Task brief> Which lines in the material below contain the word "구역모임"? Copy each of them.

# Start of Dataset entries

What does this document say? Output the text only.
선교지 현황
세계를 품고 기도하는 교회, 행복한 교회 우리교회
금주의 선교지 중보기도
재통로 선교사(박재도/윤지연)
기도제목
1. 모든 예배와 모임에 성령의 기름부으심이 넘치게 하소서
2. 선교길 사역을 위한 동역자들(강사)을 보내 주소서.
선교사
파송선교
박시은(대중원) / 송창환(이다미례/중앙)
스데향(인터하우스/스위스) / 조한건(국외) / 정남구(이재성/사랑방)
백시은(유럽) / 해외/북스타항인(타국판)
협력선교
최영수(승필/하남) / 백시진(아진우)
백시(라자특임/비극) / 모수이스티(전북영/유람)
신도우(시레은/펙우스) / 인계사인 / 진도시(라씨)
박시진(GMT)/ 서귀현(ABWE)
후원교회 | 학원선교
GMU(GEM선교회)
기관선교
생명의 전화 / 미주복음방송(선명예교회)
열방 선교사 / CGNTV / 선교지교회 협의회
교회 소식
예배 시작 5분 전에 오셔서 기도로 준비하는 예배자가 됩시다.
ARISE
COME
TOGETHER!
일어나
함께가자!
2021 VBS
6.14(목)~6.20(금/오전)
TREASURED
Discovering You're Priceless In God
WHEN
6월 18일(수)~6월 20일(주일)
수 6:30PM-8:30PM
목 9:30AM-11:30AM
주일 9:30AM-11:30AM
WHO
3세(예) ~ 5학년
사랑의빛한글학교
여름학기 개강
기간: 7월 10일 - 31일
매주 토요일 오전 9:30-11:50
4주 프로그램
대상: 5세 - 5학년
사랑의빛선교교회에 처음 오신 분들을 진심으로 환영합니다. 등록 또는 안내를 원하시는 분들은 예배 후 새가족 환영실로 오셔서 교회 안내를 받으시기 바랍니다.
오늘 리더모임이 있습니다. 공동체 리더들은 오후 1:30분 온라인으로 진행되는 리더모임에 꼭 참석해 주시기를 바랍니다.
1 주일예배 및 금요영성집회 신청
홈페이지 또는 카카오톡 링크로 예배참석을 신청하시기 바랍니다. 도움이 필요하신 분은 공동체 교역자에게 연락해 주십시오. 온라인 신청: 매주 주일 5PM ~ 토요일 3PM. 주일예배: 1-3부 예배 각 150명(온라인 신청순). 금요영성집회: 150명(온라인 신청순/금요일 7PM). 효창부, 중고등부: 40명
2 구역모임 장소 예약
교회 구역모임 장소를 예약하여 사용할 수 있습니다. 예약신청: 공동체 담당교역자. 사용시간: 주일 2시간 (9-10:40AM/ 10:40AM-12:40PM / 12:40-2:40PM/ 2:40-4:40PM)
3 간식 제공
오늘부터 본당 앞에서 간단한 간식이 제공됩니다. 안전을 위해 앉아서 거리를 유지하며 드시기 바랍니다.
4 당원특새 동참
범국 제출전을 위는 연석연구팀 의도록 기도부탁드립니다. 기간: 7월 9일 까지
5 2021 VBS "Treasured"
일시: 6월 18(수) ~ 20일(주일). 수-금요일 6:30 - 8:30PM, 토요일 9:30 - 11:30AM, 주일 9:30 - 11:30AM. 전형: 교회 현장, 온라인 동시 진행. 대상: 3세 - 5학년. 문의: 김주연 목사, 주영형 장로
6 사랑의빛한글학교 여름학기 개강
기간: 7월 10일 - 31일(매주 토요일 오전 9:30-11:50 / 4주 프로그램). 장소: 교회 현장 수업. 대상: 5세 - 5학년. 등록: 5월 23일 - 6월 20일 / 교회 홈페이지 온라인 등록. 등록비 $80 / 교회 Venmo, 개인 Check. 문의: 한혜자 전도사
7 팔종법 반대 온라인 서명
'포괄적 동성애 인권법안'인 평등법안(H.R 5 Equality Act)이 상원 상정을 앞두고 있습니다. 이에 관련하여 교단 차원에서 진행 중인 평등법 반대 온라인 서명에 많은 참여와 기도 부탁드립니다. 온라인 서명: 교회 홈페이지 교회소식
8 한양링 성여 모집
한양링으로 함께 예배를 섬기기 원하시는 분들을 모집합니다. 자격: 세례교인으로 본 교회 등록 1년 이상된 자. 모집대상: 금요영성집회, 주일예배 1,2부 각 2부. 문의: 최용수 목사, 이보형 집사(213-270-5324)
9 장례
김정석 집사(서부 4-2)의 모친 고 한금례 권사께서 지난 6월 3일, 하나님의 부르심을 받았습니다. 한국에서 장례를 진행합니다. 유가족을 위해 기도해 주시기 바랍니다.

# End of Dataset entries

Exercise response>
2 구역모임 장소 예약
교회 구역모임 장소를 예약하여 사용할 수 있습니다. 예약신청: 공동체 담당교역자. 사용시간: 주일 2시간 (9-10:40AM/ 10:40AM-12:40PM / 12:40-2:40PM/ 2:40-4:40PM)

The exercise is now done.